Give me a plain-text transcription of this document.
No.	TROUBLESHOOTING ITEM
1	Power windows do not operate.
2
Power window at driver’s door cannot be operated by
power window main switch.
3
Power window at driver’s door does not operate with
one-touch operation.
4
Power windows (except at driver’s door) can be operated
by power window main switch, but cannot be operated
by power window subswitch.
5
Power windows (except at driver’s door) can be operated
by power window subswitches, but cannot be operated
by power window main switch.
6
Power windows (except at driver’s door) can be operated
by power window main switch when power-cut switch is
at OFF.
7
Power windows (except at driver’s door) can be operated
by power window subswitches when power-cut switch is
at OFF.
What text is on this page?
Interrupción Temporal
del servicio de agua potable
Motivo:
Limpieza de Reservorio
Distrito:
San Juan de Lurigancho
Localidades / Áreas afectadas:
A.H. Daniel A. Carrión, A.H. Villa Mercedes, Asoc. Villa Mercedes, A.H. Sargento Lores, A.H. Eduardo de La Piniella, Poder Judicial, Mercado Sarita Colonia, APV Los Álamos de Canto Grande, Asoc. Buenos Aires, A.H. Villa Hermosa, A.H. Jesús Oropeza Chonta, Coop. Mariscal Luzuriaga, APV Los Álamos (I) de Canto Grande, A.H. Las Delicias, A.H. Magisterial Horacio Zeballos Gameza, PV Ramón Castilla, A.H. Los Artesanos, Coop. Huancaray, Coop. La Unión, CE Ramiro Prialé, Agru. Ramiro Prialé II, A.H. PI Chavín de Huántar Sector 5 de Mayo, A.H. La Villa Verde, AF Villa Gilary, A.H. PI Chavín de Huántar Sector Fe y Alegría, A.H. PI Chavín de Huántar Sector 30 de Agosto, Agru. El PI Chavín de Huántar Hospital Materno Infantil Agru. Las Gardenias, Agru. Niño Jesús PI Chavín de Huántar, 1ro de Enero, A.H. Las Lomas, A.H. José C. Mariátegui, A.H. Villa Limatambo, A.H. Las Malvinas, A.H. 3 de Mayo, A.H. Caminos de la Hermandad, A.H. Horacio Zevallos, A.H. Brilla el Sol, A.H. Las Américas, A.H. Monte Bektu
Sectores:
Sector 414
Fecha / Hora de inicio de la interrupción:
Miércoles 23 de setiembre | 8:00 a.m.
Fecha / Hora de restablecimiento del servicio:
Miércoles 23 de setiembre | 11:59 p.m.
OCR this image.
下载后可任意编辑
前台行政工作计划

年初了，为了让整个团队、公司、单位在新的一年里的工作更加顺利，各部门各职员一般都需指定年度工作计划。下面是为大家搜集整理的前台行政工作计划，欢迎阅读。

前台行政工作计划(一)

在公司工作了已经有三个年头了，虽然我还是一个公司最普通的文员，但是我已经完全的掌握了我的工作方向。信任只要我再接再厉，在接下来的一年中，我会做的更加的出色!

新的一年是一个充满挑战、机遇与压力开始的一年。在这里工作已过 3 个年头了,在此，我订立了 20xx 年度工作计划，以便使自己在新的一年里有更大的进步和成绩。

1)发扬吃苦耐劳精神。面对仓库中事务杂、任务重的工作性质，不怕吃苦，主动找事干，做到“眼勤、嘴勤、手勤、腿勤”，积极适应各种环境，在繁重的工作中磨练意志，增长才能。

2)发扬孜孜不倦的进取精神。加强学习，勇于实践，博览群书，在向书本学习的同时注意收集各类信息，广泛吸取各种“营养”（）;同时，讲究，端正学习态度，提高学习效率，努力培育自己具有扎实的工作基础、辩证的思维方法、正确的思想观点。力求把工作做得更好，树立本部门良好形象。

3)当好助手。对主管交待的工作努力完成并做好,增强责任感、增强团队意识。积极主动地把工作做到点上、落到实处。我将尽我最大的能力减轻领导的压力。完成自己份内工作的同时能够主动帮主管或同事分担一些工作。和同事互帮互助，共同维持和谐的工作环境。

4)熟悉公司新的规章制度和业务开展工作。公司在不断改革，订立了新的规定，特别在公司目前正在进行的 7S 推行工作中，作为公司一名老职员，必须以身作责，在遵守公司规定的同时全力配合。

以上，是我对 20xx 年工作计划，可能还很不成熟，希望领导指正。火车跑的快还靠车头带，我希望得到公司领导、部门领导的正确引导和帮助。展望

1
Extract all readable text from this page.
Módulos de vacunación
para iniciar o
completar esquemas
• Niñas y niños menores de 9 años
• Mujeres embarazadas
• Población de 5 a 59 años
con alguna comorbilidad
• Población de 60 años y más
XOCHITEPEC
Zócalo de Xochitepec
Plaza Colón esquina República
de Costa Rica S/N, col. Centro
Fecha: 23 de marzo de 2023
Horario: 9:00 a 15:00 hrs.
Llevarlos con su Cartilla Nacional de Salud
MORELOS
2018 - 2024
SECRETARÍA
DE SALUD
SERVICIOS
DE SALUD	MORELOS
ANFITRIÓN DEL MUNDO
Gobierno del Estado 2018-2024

== == ==

- [AIM]
Extract, word for word, each line of the listing above.

- [EXERCISE RESPONSE]
Give me a plain-text transcription of this document.
No.	TROUBLESHOOTING ITEM
1	Power windows do not operate.
2
Power window at driver’s door cannot be operated by
power window main switch.
3
Power window at driver’s door does not operate with
one-touch operation.
4
Power windows (except at driver’s door) can be operated
by power window main switch, but cannot be operated
by power window subswitch.
5
Power windows (except at driver’s door) can be operated
by power window subswitches, but cannot be operated
by power window main switch.
6
Power windows (except at driver’s door) can be operated
by power window main switch when power-cut switch is
at OFF.
7
Power windows (except at driver’s door) can be operated
by power window subswitches when power-cut switch is
at OFF.
What text is on this page?
Interrupción Temporal
del servicio de agua potable
Motivo:
Limpieza de Reservorio
Distrito:
San Juan de Lurigancho
Localidades / Áreas afectadas:
A.H. Daniel A. Carrión, A.H. Villa Mercedes, Asoc. Villa Mercedes, A.H. Sargento Lores, A.H. Eduardo de La Piniella, Poder Judicial, Mercado Sarita Colonia, APV Los Álamos de Canto Grande, Asoc. Buenos Aires, A.H. Villa Hermosa, A.H. Jesús Oropeza Chonta, Coop. Mariscal Luzuriaga, APV Los Álamos (I) de Canto Grande, A.H. Las Delicias, A.H. Magisterial Horacio Zeballos Gameza, PV Ramón Castilla, A.H. Los Artesanos, Coop. Huancaray, Coop. La Unión, CE Ramiro Prialé, Agru. Ramiro Prialé II, A.H. PI Chavín de Huántar Sector 5 de Mayo, A.H. La Villa Verde, AF Villa Gilary, A.H. PI Chavín de Huántar Sector Fe y Alegría, A.H. PI Chavín de Huántar Sector 30 de Agosto, Agru. El PI Chavín de Huántar Hospital Materno Infantil Agru. Las Gardenias, Agru. Niño Jesús PI Chavín de Huántar, 1ro de Enero, A.H. Las Lomas, A.H. José C. Mariátegui, A.H. Villa Limatambo, A.H. Las Malvinas, A.H. 3 de Mayo, A.H. Caminos de la Hermandad, A.H. Horacio Zevallos, A.H. Brilla el Sol, A.H. Las Américas, A.H. Monte Bektu
Sectores:
Sector 414
Fecha / Hora de inicio de la interrupción:
Miércoles 23 de setiembre | 8:00 a.m.
Fecha / Hora de restablecimiento del servicio:
Miércoles 23 de setiembre | 11:59 p.m.
OCR this image.
下载后可任意编辑
前台行政工作计划

年初了，为了让整个团队、公司、单位在新的一年里的工作更加顺利，各部门各职员一般都需指定年度工作计划。下面是为大家搜集整理的前台行政工作计划，欢迎阅读。

前台行政工作计划(一)

在公司工作了已经有三个年头了，虽然我还是一个公司最普通的文员，但是我已经完全的掌握了我的工作方向。信任只要我再接再厉，在接下来的一年中，我会做的更加的出色!

新的一年是一个充满挑战、机遇与压力开始的一年。在这里工作已过 3 个年头了,在此，我订立了 20xx 年度工作计划，以便使自己在新的一年里有更大的进步和成绩。

1)发扬吃苦耐劳精神。面对仓库中事务杂、任务重的工作性质，不怕吃苦，主动找事干，做到“眼勤、嘴勤、手勤、腿勤”，积极适应各种环境，在繁重的工作中磨练意志，增长才能。

2)发扬孜孜不倦的进取精神。加强学习，勇于实践，博览群书，在向书本学习的同时注意收集各类信息，广泛吸取各种“营养”（）;同时，讲究，端正学习态度，提高学习效率，努力培育自己具有扎实的工作基础、辩证的思维方法、正确的思想观点。力求把工作做得更好，树立本部门良好形象。

3)当好助手。对主管交待的工作努力完成并做好,增强责任感、增强团队意识。积极主动地把工作做到点上、落到实处。我将尽我最大的能力减轻领导的压力。完成自己份内工作的同时能够主动帮主管或同事分担一些工作。和同事互帮互助，共同维持和谐的工作环境。

4)熟悉公司新的规章制度和业务开展工作。公司在不断改革，订立了新的规定，特别在公司目前正在进行的 7S 推行工作中，作为公司一名老职员，必须以身作责，在遵守公司规定的同时全力配合。

以上，是我对 20xx 年工作计划，可能还很不成熟，希望领导指正。火车跑的快还靠车头带，我希望得到公司领导、部门领导的正确引导和帮助。展望

1
Extract all readable text from this page.
Módulos de vacunación
para iniciar o
completar esquemas
• Niñas y niños menores de 9 años
• Mujeres embarazadas
• Población de 5 a 59 años
con alguna comorbilidad
• Población de 60 años y más
XOCHITEPEC
Zócalo de Xochitepec
Plaza Colón esquina República
de Costa Rica S/N, col. Centro
Fecha: 23 de marzo de 2023
Horario: 9:00 a 15:00 hrs.
Llevarlos con su Cartilla Nacional de Salud
MORELOS
2018 - 2024
SECRETARÍA
DE SALUD
SERVICIOS
DE SALUD	MORELOS
ANFITRIÓN DEL MUNDO
Gobierno del Estado 2018-2024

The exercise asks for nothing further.